------ RECORDS FOR THIS TASK

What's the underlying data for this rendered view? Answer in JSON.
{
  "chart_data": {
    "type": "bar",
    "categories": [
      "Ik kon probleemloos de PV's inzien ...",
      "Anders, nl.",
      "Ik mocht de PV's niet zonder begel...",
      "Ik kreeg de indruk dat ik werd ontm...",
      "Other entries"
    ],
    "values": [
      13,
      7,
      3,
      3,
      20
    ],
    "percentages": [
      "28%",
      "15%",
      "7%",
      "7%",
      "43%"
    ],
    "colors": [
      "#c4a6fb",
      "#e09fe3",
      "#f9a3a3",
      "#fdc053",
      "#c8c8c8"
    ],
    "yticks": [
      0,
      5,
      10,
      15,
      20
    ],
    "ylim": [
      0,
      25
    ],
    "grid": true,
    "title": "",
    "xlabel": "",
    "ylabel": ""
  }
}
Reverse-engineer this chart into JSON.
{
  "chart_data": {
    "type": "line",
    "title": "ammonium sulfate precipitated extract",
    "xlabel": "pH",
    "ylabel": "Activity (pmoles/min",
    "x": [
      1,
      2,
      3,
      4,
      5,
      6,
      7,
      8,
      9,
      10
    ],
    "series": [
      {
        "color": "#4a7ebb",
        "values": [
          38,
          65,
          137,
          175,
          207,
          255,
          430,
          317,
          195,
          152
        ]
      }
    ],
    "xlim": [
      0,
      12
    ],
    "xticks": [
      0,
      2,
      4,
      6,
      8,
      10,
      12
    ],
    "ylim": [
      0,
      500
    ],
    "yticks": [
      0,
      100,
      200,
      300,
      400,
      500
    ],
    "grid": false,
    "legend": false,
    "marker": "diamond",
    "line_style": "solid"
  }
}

------------

GOAL OF THE EXERCISE: Set down the material above again, word for word.

EXERCISE SOLUTION:
What's the underlying data for this rendered view? Answer in JSON.
{
  "chart_data": {
    "type": "bar",
    "categories": [
      "Ik kon probleemloos de PV's inzien ...",
      "Anders, nl.",
      "Ik mocht de PV's niet zonder begel...",
      "Ik kreeg de indruk dat ik werd ontm...",
      "Other entries"
    ],
    "values": [
      13,
      7,
      3,
      3,
      20
    ],
    "percentages": [
      "28%",
      "15%",
      "7%",
      "7%",
      "43%"
    ],
    "colors": [
      "#c4a6fb",
      "#e09fe3",
      "#f9a3a3",
      "#fdc053",
      "#c8c8c8"
    ],
    "yticks": [
      0,
      5,
      10,
      15,
      20
    ],
    "ylim": [
      0,
      25
    ],
    "grid": true,
    "title": "",
    "xlabel": "",
    "ylabel": ""
  }
}
Reverse-engineer this chart into JSON.
{
  "chart_data": {
    "type": "line",
    "title": "ammonium sulfate precipitated extract",
    "xlabel": "pH",
    "ylabel": "Activity (pmoles/min",
    "x": [
      1,
      2,
      3,
      4,
      5,
      6,
      7,
      8,
      9,
      10
    ],
    "series": [
      {
        "color": "#4a7ebb",
        "values": [
          38,
          65,
          137,
          175,
          207,
          255,
          430,
          317,
          195,
          152
        ]
      }
    ],
    "xlim": [
      0,
      12
    ],
    "xticks": [
      0,
      2,
      4,
      6,
      8,
      10,
      12
    ],
    "ylim": [
      0,
      500
    ],
    "yticks": [
      0,
      100,
      200,
      300,
      400,
      500
    ],
    "grid": false,
    "legend": false,
    "marker": "diamond",
    "line_style": "solid"
  }
}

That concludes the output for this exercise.